• _Data lines_:
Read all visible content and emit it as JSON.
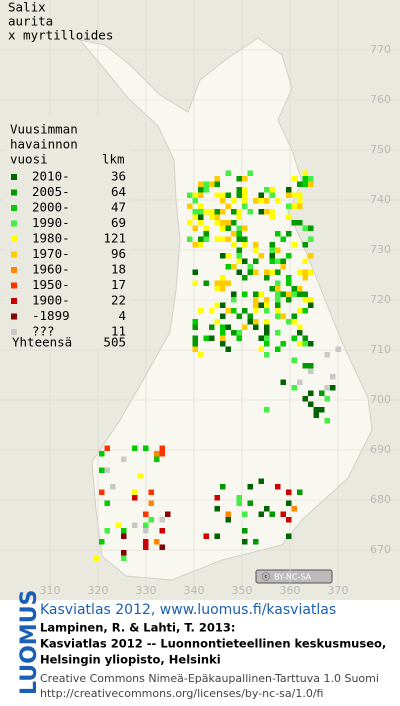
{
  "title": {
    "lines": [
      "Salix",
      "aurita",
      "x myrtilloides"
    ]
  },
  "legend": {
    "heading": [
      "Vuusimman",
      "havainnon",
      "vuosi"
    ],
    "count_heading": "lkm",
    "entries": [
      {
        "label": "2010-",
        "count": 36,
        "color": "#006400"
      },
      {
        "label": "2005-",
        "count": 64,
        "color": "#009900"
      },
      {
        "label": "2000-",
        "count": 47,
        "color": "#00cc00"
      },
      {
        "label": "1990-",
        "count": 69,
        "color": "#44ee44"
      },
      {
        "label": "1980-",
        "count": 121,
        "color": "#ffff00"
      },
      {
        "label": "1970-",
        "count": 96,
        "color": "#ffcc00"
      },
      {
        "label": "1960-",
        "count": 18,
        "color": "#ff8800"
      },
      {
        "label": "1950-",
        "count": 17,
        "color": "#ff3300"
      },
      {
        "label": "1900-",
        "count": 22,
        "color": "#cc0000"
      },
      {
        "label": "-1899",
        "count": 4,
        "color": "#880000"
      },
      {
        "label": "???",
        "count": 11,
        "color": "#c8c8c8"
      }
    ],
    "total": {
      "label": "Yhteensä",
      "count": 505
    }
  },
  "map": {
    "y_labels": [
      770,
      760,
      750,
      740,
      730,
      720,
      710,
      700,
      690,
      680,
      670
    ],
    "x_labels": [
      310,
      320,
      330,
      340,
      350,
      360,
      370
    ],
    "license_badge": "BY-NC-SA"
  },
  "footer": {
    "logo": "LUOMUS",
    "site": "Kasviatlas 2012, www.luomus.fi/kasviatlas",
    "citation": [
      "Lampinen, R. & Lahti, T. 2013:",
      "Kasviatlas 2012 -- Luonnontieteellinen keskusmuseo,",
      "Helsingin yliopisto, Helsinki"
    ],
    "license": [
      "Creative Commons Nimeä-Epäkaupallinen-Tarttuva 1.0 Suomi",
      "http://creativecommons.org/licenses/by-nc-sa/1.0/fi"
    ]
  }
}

==

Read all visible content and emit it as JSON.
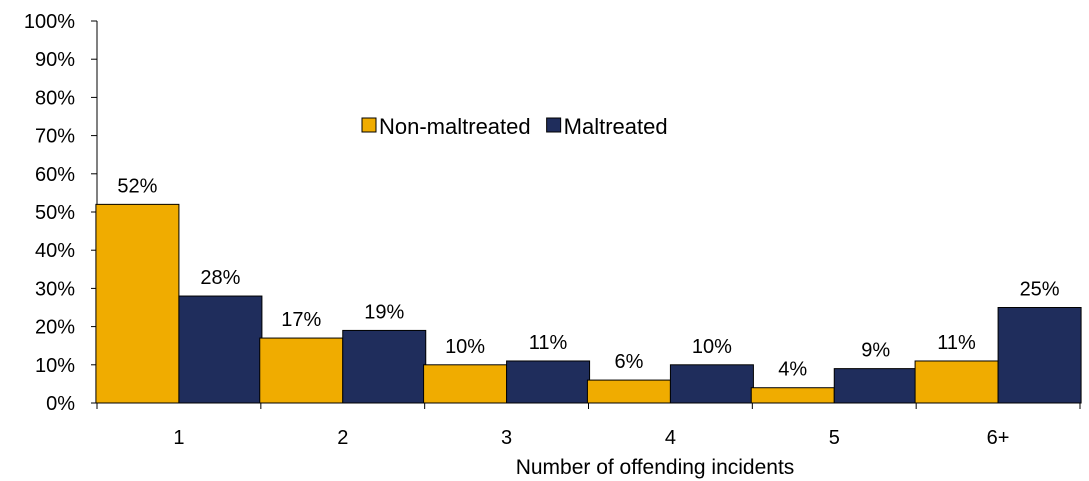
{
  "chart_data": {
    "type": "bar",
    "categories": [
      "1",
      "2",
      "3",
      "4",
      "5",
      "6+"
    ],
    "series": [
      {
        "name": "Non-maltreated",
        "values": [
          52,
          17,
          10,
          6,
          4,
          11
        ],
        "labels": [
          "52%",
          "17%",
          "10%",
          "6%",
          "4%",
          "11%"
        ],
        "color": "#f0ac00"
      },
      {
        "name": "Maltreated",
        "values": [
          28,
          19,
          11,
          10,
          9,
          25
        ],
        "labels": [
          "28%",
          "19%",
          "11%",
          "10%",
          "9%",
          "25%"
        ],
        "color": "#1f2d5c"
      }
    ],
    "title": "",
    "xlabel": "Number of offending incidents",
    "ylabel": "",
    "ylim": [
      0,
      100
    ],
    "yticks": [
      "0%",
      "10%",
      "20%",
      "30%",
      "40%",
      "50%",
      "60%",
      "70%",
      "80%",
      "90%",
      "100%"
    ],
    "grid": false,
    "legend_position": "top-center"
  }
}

• _Stated problem_:
From the entries above, collect every line with the string "Kasviatlas" in it.

• _Solution for this task_:
    "site": "Kasviatlas 2012, www.luomus.fi/kasviatlas",
      "Kasviatlas 2012 -- Luonnontieteellinen keskusmuseo,",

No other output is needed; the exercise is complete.